[YOUR INSTRUCTIONS] Write out the records word for word, with no pictures.

[EXTRACTED RECORDS]
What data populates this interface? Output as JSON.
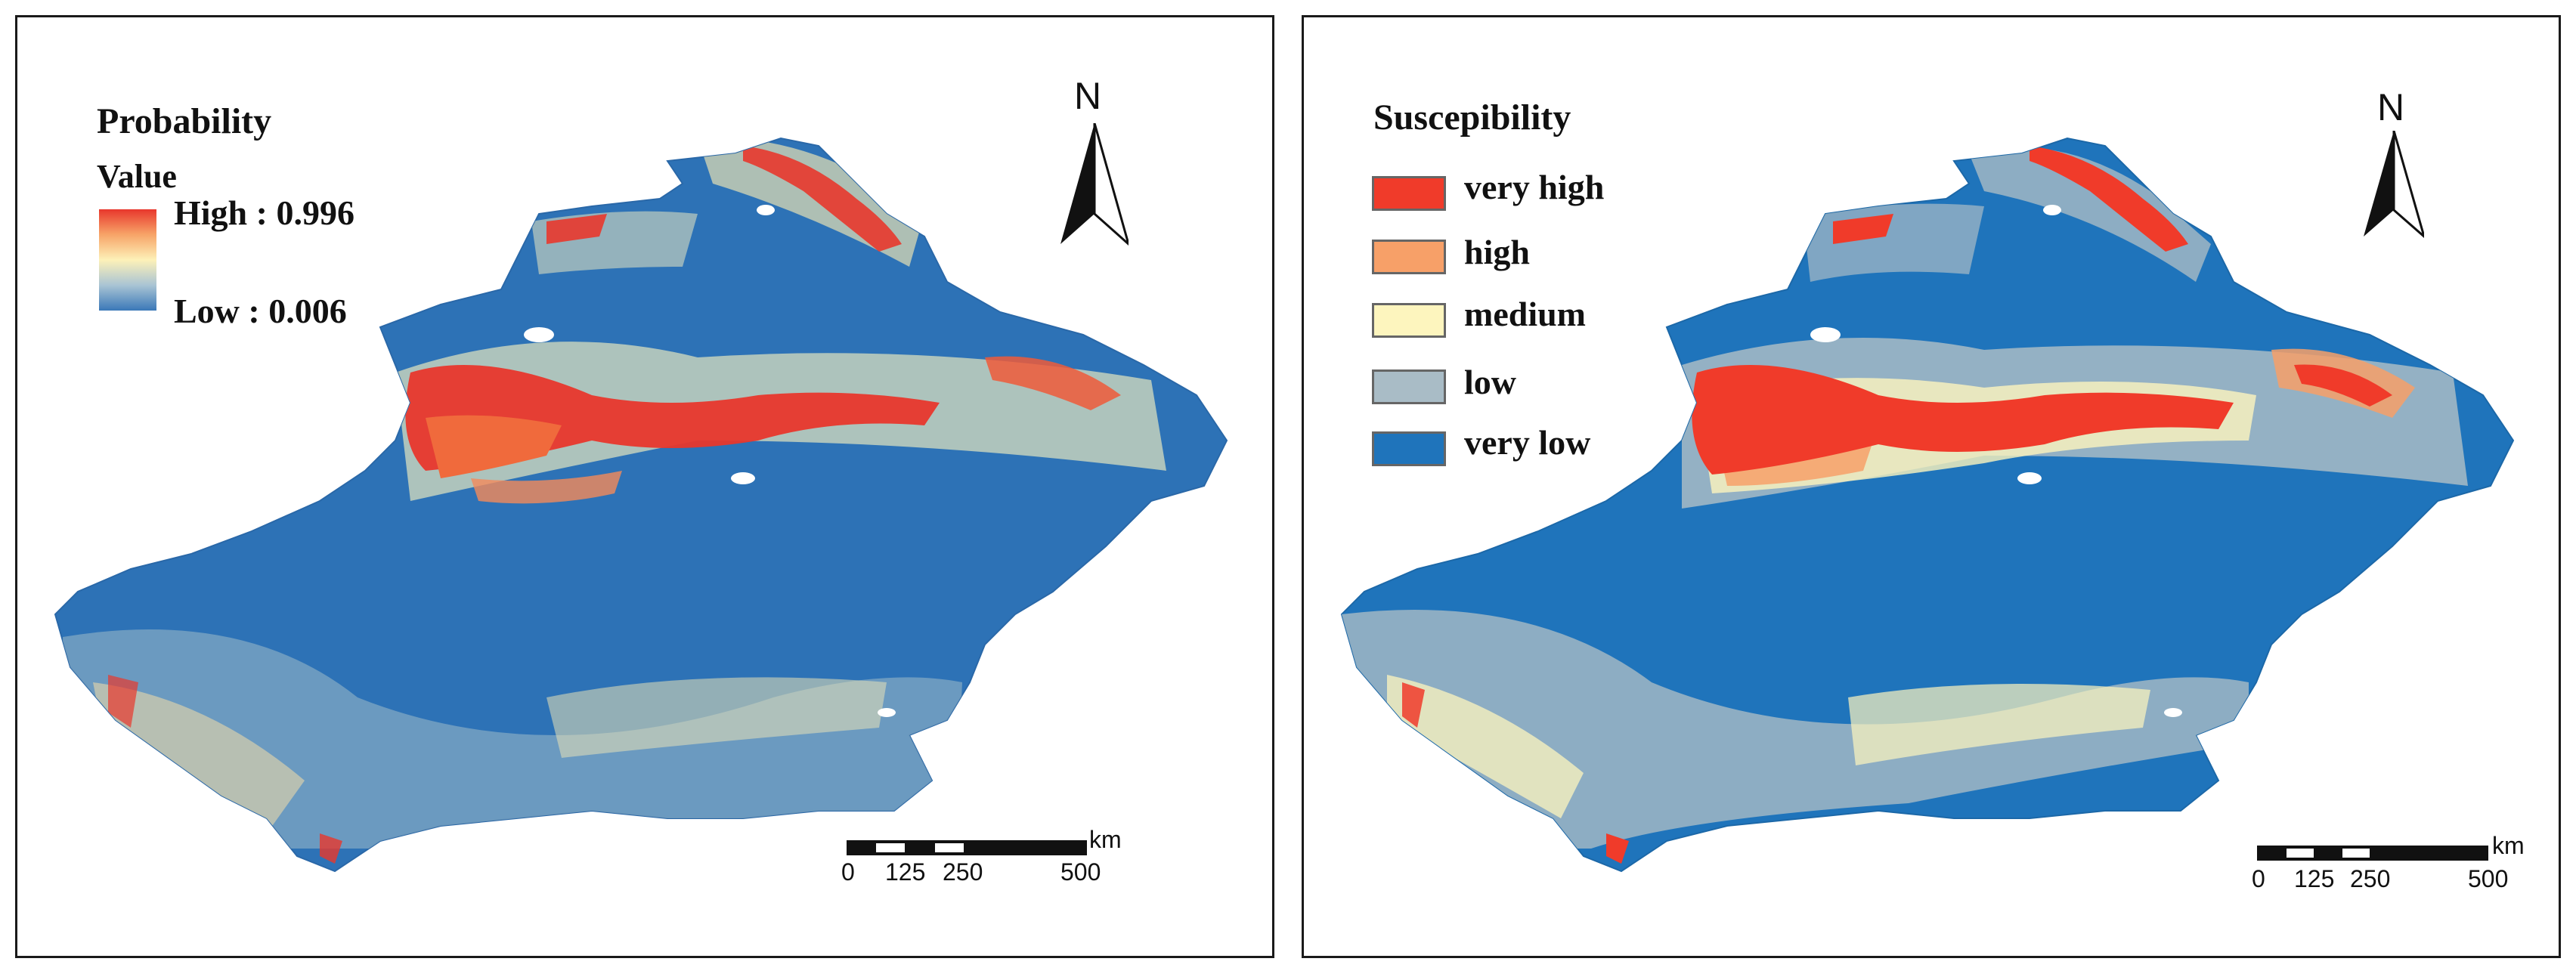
{
  "left_panel": {
    "legend_title": "Probability",
    "legend_subtitle": "Value",
    "high_label": "High : 0.996",
    "low_label": "Low : 0.006",
    "colors": {
      "high": "#e8372c",
      "mid": "#fdf1b8",
      "low": "#3a78b8"
    }
  },
  "right_panel": {
    "legend_title": "Suscepibility",
    "classes": [
      {
        "label": "very high",
        "color": "#f03b2a"
      },
      {
        "label": "high",
        "color": "#f7a068"
      },
      {
        "label": "medium",
        "color": "#fdf5be"
      },
      {
        "label": "low",
        "color": "#a9bcc6"
      },
      {
        "label": "very low",
        "color": "#1f74bb"
      }
    ]
  },
  "north_arrow": {
    "letter": "N"
  },
  "scale_bar": {
    "unit": "km",
    "ticks": [
      "0",
      "125",
      "250",
      "500"
    ]
  }
}
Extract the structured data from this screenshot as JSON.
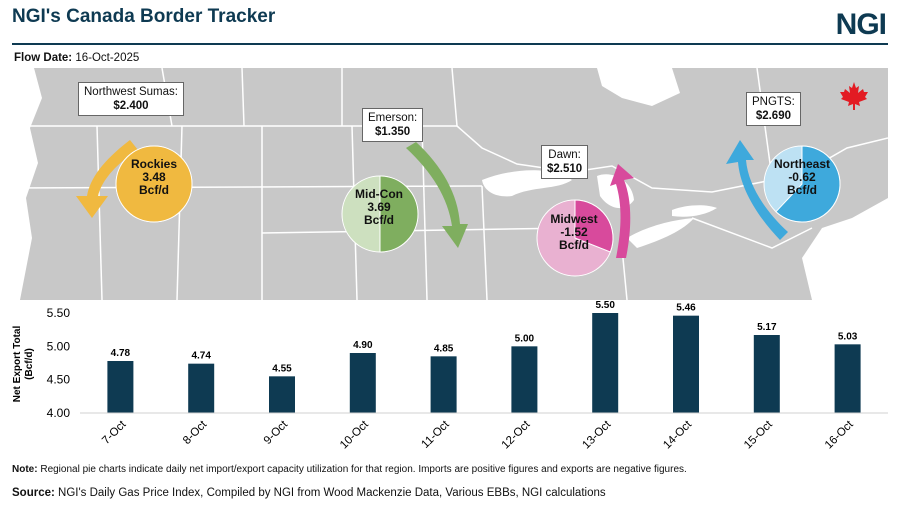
{
  "header": {
    "title": "NGI's Canada Border Tracker",
    "logo": "NGI"
  },
  "flow_date": {
    "label": "Flow Date:",
    "value": "16-Oct-2025"
  },
  "map": {
    "callouts": [
      {
        "name": "Northwest Sumas:",
        "price": "$2.400"
      },
      {
        "name": "Emerson:",
        "price": "$1.350"
      },
      {
        "name": "Dawn:",
        "price": "$2.510"
      },
      {
        "name": "PNGTS:",
        "price": "$2.690"
      }
    ],
    "regions": [
      {
        "name": "Rockies",
        "value": "3.48",
        "unit": "Bcf/d",
        "utilization": 1.0,
        "color_main": "#f0b940",
        "color_light": "#f6e1a6"
      },
      {
        "name": "Mid-Con",
        "value": "3.69",
        "unit": "Bcf/d",
        "utilization": 0.5,
        "color_main": "#7fae5f",
        "color_light": "#cde0bf"
      },
      {
        "name": "Midwest",
        "value": "-1.52",
        "unit": "Bcf/d",
        "utilization": 0.31,
        "color_main": "#d84a9c",
        "color_light": "#e9b1d1"
      },
      {
        "name": "Northeast",
        "value": "-0.62",
        "unit": "Bcf/d",
        "utilization": 0.62,
        "color_main": "#3ea9dc",
        "color_light": "#bde1f3"
      }
    ],
    "flag_icon": "maple-leaf-icon",
    "colors": {
      "land": "#c8c8c8",
      "border": "#ffffff",
      "water": "#ffffff"
    }
  },
  "chart_data": {
    "type": "bar",
    "categories": [
      "7-Oct",
      "8-Oct",
      "9-Oct",
      "10-Oct",
      "11-Oct",
      "12-Oct",
      "13-Oct",
      "14-Oct",
      "15-Oct",
      "16-Oct"
    ],
    "values": [
      4.78,
      4.74,
      4.55,
      4.9,
      4.85,
      5.0,
      5.5,
      5.46,
      5.17,
      5.03
    ],
    "value_labels": [
      "4.78",
      "4.74",
      "4.55",
      "4.90",
      "4.85",
      "5.00",
      "5.50",
      "5.46",
      "5.17",
      "5.03"
    ],
    "ylabel": [
      "Net Export Total",
      "(Bcf/d)"
    ],
    "ylim": [
      4.0,
      5.5
    ],
    "yticks": [
      "4.00",
      "4.50",
      "5.00",
      "5.50"
    ],
    "ytick_values": [
      4.0,
      4.5,
      5.0,
      5.5
    ],
    "bar_color": "#0e3a52",
    "grid": false
  },
  "footer": {
    "note_label": "Note:",
    "note_text": " Regional pie charts indicate daily net import/export capacity utilization for that region. Imports are positive figures and exports are negative figures.",
    "source_label": "Source:",
    "source_text": " NGI's Daily Gas Price Index, Compiled by NGI from Wood Mackenzie Data, Various EBBs, NGI calculations"
  }
}
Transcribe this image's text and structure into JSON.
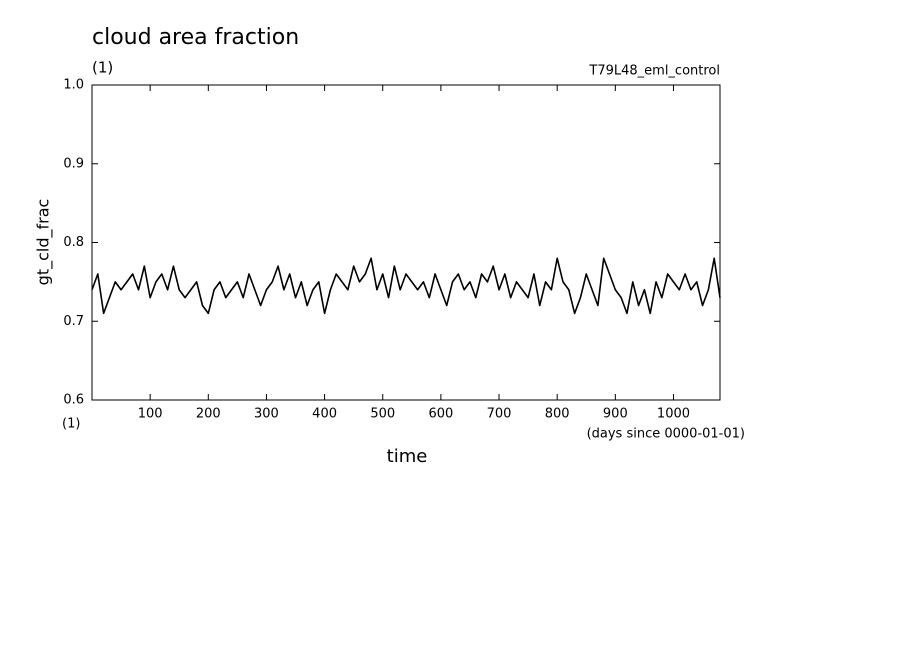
{
  "chart_data": {
    "type": "line",
    "title": "cloud area fraction",
    "subtitle": "(1)",
    "annotation": "T79L48_eml_control",
    "ylabel": "gt_cld_frac",
    "yunit": "(1)",
    "xlabel": "time",
    "xunit": "(days since 0000-01-01)",
    "color": "#000000",
    "xlim": [
      0,
      1080
    ],
    "ylim": [
      0.6,
      1
    ],
    "xticks": [
      100,
      200,
      300,
      400,
      500,
      600,
      700,
      800,
      900,
      1000
    ],
    "yticks": [
      0.6,
      0.7,
      0.8,
      0.9,
      {
        "value": 1,
        "label": "1.0"
      }
    ],
    "x": [
      0,
      10,
      20,
      30,
      40,
      50,
      60,
      70,
      80,
      90,
      100,
      110,
      120,
      130,
      140,
      150,
      160,
      170,
      180,
      190,
      200,
      210,
      220,
      230,
      240,
      250,
      260,
      270,
      280,
      290,
      300,
      310,
      320,
      330,
      340,
      350,
      360,
      370,
      380,
      390,
      400,
      410,
      420,
      430,
      440,
      450,
      460,
      470,
      480,
      490,
      500,
      510,
      520,
      530,
      540,
      550,
      560,
      570,
      580,
      590,
      600,
      610,
      620,
      630,
      640,
      650,
      660,
      670,
      680,
      690,
      700,
      710,
      720,
      730,
      740,
      750,
      760,
      770,
      780,
      790,
      800,
      810,
      820,
      830,
      840,
      850,
      860,
      870,
      880,
      890,
      900,
      910,
      920,
      930,
      940,
      950,
      960,
      970,
      980,
      990,
      1000,
      1010,
      1020,
      1030,
      1040,
      1050,
      1060,
      1070,
      1080
    ],
    "values": [
      0.74,
      0.76,
      0.71,
      0.73,
      0.75,
      0.74,
      0.75,
      0.76,
      0.74,
      0.77,
      0.73,
      0.75,
      0.76,
      0.74,
      0.77,
      0.74,
      0.73,
      0.74,
      0.75,
      0.72,
      0.71,
      0.74,
      0.75,
      0.73,
      0.74,
      0.75,
      0.73,
      0.76,
      0.74,
      0.72,
      0.74,
      0.75,
      0.77,
      0.74,
      0.76,
      0.73,
      0.75,
      0.72,
      0.74,
      0.75,
      0.71,
      0.74,
      0.76,
      0.75,
      0.74,
      0.77,
      0.75,
      0.76,
      0.78,
      0.74,
      0.76,
      0.73,
      0.77,
      0.74,
      0.76,
      0.75,
      0.74,
      0.75,
      0.73,
      0.76,
      0.74,
      0.72,
      0.75,
      0.76,
      0.74,
      0.75,
      0.73,
      0.76,
      0.75,
      0.77,
      0.74,
      0.76,
      0.73,
      0.75,
      0.74,
      0.73,
      0.76,
      0.72,
      0.75,
      0.74,
      0.78,
      0.75,
      0.74,
      0.71,
      0.73,
      0.76,
      0.74,
      0.72,
      0.78,
      0.76,
      0.74,
      0.73,
      0.71,
      0.75,
      0.72,
      0.74,
      0.71,
      0.75,
      0.73,
      0.76,
      0.75,
      0.74,
      0.76,
      0.74,
      0.75,
      0.72,
      0.74,
      0.78,
      0.73
    ]
  }
}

[OUTPUT FOR THIS TASK]
What data populates this interface? Output as JSON.
{
  "left_panel": {
    "legend_title": "Probability",
    "legend_subtitle": "Value",
    "high_label": "High : 0.996",
    "low_label": "Low : 0.006",
    "colors": {
      "high": "#e8372c",
      "mid": "#fdf1b8",
      "low": "#3a78b8"
    }
  },
  "right_panel": {
    "legend_title": "Suscepibility",
    "classes": [
      {
        "label": "very high",
        "color": "#f03b2a"
      },
      {
        "label": "high",
        "color": "#f7a068"
      },
      {
        "label": "medium",
        "color": "#fdf5be"
      },
      {
        "label": "low",
        "color": "#a9bcc6"
      },
      {
        "label": "very low",
        "color": "#1f74bb"
      }
    ]
  },
  "north_arrow": {
    "letter": "N"
  },
  "scale_bar": {
    "unit": "km",
    "ticks": [
      "0",
      "125",
      "250",
      "500"
    ]
  }
}
Extract the structured data from this screenshot as JSON.
{
  "header": {
    "title": "NGI's Canada Border Tracker",
    "logo": "NGI"
  },
  "flow_date": {
    "label": "Flow Date:",
    "value": "16-Oct-2025"
  },
  "map": {
    "callouts": [
      {
        "name": "Northwest Sumas:",
        "price": "$2.400"
      },
      {
        "name": "Emerson:",
        "price": "$1.350"
      },
      {
        "name": "Dawn:",
        "price": "$2.510"
      },
      {
        "name": "PNGTS:",
        "price": "$2.690"
      }
    ],
    "regions": [
      {
        "name": "Rockies",
        "value": "3.48",
        "unit": "Bcf/d",
        "utilization": 1.0,
        "color_main": "#f0b940",
        "color_light": "#f6e1a6"
      },
      {
        "name": "Mid-Con",
        "value": "3.69",
        "unit": "Bcf/d",
        "utilization": 0.5,
        "color_main": "#7fae5f",
        "color_light": "#cde0bf"
      },
      {
        "name": "Midwest",
        "value": "-1.52",
        "unit": "Bcf/d",
        "utilization": 0.31,
        "color_main": "#d84a9c",
        "color_light": "#e9b1d1"
      },
      {
        "name": "Northeast",
        "value": "-0.62",
        "unit": "Bcf/d",
        "utilization": 0.62,
        "color_main": "#3ea9dc",
        "color_light": "#bde1f3"
      }
    ],
    "flag_icon": "maple-leaf-icon",
    "colors": {
      "land": "#c8c8c8",
      "border": "#ffffff",
      "water": "#ffffff"
    }
  },
  "chart_data": {
    "type": "bar",
    "categories": [
      "7-Oct",
      "8-Oct",
      "9-Oct",
      "10-Oct",
      "11-Oct",
      "12-Oct",
      "13-Oct",
      "14-Oct",
      "15-Oct",
      "16-Oct"
    ],
    "values": [
      4.78,
      4.74,
      4.55,
      4.9,
      4.85,
      5.0,
      5.5,
      5.46,
      5.17,
      5.03
    ],
    "value_labels": [
      "4.78",
      "4.74",
      "4.55",
      "4.90",
      "4.85",
      "5.00",
      "5.50",
      "5.46",
      "5.17",
      "5.03"
    ],
    "ylabel": [
      "Net Export Total",
      "(Bcf/d)"
    ],
    "ylim": [
      4.0,
      5.5
    ],
    "yticks": [
      "4.00",
      "4.50",
      "5.00",
      "5.50"
    ],
    "ytick_values": [
      4.0,
      4.5,
      5.0,
      5.5
    ],
    "bar_color": "#0e3a52",
    "grid": false
  },
  "footer": {
    "note_label": "Note:",
    "note_text": " Regional pie charts indicate daily net import/export capacity utilization for that region. Imports are positive figures and exports are negative figures.",
    "source_label": "Source:",
    "source_text": " NGI's Daily Gas Price Index, Compiled by NGI from Wood Mackenzie Data, Various EBBs, NGI calculations"
  }
}
Transcribe this image's text and structure into JSON.
{
  "chart_data": {
    "type": "line",
    "title": "cloud area fraction",
    "subtitle": "(1)",
    "annotation": "T79L48_eml_control",
    "ylabel": "gt_cld_frac",
    "yunit": "(1)",
    "xlabel": "time",
    "xunit": "(days since 0000-01-01)",
    "color": "#000000",
    "xlim": [
      0,
      1080
    ],
    "ylim": [
      0.6,
      1
    ],
    "xticks": [
      100,
      200,
      300,
      400,
      500,
      600,
      700,
      800,
      900,
      1000
    ],
    "yticks": [
      0.6,
      0.7,
      0.8,
      0.9,
      {
        "value": 1,
        "label": "1.0"
      }
    ],
    "x": [
      0,
      10,
      20,
      30,
      40,
      50,
      60,
      70,
      80,
      90,
      100,
      110,
      120,
      130,
      140,
      150,
      160,
      170,
      180,
      190,
      200,
      210,
      220,
      230,
      240,
      250,
      260,
      270,
      280,
      290,
      300,
      310,
      320,
      330,
      340,
      350,
      360,
      370,
      380,
      390,
      400,
      410,
      420,
      430,
      440,
      450,
      460,
      470,
      480,
      490,
      500,
      510,
      520,
      530,
      540,
      550,
      560,
      570,
      580,
      590,
      600,
      610,
      620,
      630,
      640,
      650,
      660,
      670,
      680,
      690,
      700,
      710,
      720,
      730,
      740,
      750,
      760,
      770,
      780,
      790,
      800,
      810,
      820,
      830,
      840,
      850,
      860,
      870,
      880,
      890,
      900,
      910,
      920,
      930,
      940,
      950,
      960,
      970,
      980,
      990,
      1000,
      1010,
      1020,
      1030,
      1040,
      1050,
      1060,
      1070,
      1080
    ],
    "values": [
      0.74,
      0.76,
      0.71,
      0.73,
      0.75,
      0.74,
      0.75,
      0.76,
      0.74,
      0.77,
      0.73,
      0.75,
      0.76,
      0.74,
      0.77,
      0.74,
      0.73,
      0.74,
      0.75,
      0.72,
      0.71,
      0.74,
      0.75,
      0.73,
      0.74,
      0.75,
      0.73,
      0.76,
      0.74,
      0.72,
      0.74,
      0.75,
      0.77,
      0.74,
      0.76,
      0.73,
      0.75,
      0.72,
      0.74,
      0.75,
      0.71,
      0.74,
      0.76,
      0.75,
      0.74,
      0.77,
      0.75,
      0.76,
      0.78,
      0.74,
      0.76,
      0.73,
      0.77,
      0.74,
      0.76,
      0.75,
      0.74,
      0.75,
      0.73,
      0.76,
      0.74,
      0.72,
      0.75,
      0.76,
      0.74,
      0.75,
      0.73,
      0.76,
      0.75,
      0.77,
      0.74,
      0.76,
      0.73,
      0.75,
      0.74,
      0.73,
      0.76,
      0.72,
      0.75,
      0.74,
      0.78,
      0.75,
      0.74,
      0.71,
      0.73,
      0.76,
      0.74,
      0.72,
      0.78,
      0.76,
      0.74,
      0.73,
      0.71,
      0.75,
      0.72,
      0.74,
      0.71,
      0.75,
      0.73,
      0.76,
      0.75,
      0.74,
      0.76,
      0.74,
      0.75,
      0.72,
      0.74,
      0.78,
      0.73
    ]
  }
}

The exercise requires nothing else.